● **WHAT YOU WILL DO**
Recast the lines from the start of the records through the line containing "dialog-title: 兌換品項已新增至兌換清單: [520, 239, 760, 263]", inclusive, as a JSON list of strings with one string per line, leaving out any blank lines.

● **EXERCISE INPUTS**
— start —

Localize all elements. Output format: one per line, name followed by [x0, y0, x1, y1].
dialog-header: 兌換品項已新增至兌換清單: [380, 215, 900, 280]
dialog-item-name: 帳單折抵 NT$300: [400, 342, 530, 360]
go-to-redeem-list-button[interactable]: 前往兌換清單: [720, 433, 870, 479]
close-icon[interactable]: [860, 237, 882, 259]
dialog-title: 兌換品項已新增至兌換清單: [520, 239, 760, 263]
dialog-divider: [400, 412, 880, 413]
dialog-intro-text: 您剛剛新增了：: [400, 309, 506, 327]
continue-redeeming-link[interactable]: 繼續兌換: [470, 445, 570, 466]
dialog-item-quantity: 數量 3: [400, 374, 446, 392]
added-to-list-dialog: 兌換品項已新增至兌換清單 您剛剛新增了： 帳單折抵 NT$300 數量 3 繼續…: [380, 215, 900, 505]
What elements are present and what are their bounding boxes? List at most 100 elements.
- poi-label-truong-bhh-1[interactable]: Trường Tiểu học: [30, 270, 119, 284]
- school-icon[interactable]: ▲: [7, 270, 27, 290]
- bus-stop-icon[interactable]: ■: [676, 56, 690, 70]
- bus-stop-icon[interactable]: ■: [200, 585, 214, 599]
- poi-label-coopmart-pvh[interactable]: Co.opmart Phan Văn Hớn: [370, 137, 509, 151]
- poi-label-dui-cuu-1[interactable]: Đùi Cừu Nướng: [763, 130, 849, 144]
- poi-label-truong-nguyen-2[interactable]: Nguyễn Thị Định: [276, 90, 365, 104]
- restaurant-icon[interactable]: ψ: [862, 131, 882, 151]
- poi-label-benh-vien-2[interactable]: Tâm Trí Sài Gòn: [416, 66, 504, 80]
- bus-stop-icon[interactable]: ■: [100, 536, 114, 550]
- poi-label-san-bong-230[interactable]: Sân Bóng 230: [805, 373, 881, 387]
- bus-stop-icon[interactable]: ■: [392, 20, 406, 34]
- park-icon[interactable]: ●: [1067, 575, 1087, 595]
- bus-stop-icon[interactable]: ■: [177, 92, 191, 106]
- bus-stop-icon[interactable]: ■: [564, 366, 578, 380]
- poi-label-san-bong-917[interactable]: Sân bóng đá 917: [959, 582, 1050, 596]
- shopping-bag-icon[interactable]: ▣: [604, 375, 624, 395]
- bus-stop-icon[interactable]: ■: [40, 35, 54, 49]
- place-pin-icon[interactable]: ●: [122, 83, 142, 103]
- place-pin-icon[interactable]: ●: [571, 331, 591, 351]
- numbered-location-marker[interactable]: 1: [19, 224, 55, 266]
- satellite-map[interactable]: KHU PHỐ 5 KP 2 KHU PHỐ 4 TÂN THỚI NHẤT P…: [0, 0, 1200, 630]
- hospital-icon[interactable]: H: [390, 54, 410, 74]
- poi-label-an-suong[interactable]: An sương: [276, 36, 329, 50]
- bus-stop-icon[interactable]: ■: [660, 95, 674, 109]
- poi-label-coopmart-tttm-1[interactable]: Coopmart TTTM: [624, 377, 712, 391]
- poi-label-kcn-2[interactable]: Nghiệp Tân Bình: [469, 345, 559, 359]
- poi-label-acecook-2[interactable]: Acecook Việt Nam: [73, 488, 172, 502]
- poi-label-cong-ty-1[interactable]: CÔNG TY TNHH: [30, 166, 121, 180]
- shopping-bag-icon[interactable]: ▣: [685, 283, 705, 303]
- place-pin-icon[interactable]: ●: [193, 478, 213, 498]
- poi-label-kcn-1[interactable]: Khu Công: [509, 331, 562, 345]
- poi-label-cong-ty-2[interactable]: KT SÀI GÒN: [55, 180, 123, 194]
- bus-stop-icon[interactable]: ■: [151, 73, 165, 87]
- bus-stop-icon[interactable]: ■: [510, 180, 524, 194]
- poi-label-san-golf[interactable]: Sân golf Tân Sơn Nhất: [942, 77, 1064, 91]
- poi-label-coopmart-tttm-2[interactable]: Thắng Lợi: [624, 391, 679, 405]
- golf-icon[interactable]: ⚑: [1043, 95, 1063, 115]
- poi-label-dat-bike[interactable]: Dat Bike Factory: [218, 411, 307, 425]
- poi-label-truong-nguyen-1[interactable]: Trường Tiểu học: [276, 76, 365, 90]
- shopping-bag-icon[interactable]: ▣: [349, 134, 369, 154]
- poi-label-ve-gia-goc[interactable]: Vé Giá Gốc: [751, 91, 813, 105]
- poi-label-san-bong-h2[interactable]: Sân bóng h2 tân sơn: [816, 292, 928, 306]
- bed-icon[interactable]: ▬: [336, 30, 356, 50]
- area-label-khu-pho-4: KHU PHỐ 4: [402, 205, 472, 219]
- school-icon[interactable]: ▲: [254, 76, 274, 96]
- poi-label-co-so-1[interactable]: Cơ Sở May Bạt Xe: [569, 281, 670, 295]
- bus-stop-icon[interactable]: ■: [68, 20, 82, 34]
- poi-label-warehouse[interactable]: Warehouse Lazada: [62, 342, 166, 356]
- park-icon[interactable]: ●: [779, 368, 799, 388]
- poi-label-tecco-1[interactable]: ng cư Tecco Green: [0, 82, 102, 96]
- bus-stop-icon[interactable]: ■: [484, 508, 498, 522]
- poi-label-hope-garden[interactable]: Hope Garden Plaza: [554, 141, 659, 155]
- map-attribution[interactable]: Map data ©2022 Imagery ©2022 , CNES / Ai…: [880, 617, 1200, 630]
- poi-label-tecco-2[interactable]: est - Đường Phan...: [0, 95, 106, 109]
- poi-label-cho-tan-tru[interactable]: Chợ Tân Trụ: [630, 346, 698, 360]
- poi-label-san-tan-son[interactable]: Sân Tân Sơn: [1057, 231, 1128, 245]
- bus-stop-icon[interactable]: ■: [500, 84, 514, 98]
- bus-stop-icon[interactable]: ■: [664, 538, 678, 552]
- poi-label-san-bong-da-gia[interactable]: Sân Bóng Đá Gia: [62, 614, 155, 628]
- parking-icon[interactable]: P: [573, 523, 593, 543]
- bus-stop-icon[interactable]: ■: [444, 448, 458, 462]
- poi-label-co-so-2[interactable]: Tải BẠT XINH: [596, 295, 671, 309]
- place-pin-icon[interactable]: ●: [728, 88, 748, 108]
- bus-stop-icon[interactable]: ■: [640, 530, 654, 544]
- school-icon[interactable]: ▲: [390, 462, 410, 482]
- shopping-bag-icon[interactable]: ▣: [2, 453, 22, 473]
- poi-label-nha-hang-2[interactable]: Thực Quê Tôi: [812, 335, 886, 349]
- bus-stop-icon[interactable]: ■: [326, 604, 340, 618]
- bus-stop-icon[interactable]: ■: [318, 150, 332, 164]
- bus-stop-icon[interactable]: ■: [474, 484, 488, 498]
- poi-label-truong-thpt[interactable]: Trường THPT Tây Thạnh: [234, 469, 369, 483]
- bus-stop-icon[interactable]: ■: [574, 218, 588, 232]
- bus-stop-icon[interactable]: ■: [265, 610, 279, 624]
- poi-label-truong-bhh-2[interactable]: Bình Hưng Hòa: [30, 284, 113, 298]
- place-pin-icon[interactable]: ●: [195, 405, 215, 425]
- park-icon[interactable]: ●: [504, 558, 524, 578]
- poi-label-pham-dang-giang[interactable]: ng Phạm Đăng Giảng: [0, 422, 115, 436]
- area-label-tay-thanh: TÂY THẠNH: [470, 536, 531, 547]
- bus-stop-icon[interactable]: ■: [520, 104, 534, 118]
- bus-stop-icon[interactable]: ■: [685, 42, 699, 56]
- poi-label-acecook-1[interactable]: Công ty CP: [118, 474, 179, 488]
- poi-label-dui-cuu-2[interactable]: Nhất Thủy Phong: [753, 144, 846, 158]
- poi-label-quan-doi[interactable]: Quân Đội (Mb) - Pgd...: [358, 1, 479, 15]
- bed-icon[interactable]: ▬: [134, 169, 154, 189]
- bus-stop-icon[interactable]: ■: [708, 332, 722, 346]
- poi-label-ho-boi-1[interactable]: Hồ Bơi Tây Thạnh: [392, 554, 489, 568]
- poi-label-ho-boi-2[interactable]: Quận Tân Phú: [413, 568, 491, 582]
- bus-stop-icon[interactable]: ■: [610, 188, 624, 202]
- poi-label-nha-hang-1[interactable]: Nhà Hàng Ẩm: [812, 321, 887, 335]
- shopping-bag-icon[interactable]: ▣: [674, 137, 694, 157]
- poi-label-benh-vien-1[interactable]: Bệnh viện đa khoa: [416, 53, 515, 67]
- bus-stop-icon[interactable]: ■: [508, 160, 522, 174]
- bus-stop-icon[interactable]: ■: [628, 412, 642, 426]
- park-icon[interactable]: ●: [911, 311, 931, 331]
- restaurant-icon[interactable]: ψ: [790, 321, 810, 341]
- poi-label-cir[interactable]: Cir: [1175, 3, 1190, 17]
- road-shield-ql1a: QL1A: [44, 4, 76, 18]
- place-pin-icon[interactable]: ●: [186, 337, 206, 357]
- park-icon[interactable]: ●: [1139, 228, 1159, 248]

— end —

● **SOLUTION TO THE PROBLEM**
[
  "Localize all elements. Output format: one per line, name followed by [x0, y0, x1, y1].",
  "dialog-header: 兌換品項已新增至兌換清單: [380, 215, 900, 280]",
  "dialog-item-name: 帳單折抵 NT$300: [400, 342, 530, 360]",
  "go-to-redeem-list-button[interactable]: 前往兌換清單: [720, 433, 870, 479]",
  "close-icon[interactable]: [860, 237, 882, 259]",
  "dialog-title: 兌換品項已新增至兌換清單: [520, 239, 760, 263]"
]